**Your goal**
Nothing in the records may be left out or altered; reproduce them all exactly.

**Data**
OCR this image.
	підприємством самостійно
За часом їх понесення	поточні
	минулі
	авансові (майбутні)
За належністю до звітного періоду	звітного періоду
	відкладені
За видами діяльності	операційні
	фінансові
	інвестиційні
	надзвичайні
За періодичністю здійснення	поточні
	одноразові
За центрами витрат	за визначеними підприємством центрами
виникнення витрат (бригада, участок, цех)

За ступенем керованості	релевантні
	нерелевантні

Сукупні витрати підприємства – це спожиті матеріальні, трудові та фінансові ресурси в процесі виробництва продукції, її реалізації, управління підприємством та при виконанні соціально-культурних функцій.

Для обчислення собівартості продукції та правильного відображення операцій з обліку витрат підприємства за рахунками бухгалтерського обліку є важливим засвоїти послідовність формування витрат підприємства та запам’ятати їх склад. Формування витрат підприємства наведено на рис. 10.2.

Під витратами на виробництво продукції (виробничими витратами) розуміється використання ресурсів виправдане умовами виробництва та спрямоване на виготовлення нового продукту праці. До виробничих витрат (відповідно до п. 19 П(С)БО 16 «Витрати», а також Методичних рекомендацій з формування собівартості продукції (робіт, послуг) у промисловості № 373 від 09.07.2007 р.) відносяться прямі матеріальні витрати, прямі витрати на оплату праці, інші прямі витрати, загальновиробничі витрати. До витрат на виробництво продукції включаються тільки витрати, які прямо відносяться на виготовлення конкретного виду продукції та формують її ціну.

**Answer for the task**
OCR this image.
	підприємством самостійно
За часом їх понесення	поточні
	минулі
	авансові (майбутні)
За належністю до звітного періоду	звітного періоду
	відкладені
За видами діяльності	операційні
	фінансові
	інвестиційні
	надзвичайні
За періодичністю здійснення	поточні
	одноразові
За центрами витрат	за визначеними підприємством центрами
виникнення витрат (бригада, участок, цех)

За ступенем керованості	релевантні
	нерелевантні

Сукупні витрати підприємства – це спожиті матеріальні, трудові та фінансові ресурси в процесі виробництва продукції, її реалізації, управління підприємством та при виконанні соціально-культурних функцій.

Для обчислення собівартості продукції та правильного відображення операцій з обліку витрат підприємства за рахунками бухгалтерського обліку є важливим засвоїти послідовність формування витрат підприємства та запам’ятати їх склад. Формування витрат підприємства наведено на рис. 10.2.

Під витратами на виробництво продукції (виробничими витратами) розуміється використання ресурсів виправдане умовами виробництва та спрямоване на виготовлення нового продукту праці. До виробничих витрат (відповідно до п. 19 П(С)БО 16 «Витрати», а також Методичних рекомендацій з формування собівартості продукції (робіт, послуг) у промисловості № 373 від 09.07.2007 р.) відносяться прямі матеріальні витрати, прямі витрати на оплату праці, інші прямі витрати, загальновиробничі витрати. До витрат на виробництво продукції включаються тільки витрати, які прямо відносяться на виготовлення конкретного виду продукції та формують її ціну.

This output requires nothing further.